### Exercise goal
Count every line that has the word "title" in it; give no more than the number.

### Provided data
/---
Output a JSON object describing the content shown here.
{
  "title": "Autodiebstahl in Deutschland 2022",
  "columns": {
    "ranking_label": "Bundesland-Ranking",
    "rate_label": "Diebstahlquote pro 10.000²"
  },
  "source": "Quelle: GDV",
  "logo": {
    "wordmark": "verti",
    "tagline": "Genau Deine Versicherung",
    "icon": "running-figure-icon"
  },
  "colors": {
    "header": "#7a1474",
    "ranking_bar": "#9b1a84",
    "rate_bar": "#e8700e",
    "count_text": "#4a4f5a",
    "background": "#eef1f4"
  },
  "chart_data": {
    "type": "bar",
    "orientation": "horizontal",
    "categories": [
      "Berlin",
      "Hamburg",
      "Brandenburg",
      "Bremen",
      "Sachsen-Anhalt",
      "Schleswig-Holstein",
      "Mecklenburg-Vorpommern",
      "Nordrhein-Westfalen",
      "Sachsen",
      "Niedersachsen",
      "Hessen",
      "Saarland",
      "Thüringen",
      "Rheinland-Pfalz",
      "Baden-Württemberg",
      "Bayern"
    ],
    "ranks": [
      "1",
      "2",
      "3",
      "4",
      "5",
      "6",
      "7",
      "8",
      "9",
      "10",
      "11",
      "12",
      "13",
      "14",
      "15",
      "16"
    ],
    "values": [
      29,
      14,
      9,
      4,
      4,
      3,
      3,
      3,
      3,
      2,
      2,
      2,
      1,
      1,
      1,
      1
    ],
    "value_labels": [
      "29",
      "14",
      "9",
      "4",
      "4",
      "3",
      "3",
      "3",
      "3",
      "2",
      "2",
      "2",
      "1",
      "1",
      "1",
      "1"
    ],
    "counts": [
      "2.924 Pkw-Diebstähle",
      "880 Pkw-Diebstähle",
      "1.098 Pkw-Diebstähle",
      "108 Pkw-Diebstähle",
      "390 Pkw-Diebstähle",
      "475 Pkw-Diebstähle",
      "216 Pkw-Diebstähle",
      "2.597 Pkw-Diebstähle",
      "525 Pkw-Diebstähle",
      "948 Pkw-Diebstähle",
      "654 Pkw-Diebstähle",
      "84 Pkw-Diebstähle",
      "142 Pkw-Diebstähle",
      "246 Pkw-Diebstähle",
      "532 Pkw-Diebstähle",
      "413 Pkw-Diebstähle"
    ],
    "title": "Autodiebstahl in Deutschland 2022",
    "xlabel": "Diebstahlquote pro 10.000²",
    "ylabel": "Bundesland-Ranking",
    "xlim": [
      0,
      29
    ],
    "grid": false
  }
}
\---
### Written response
2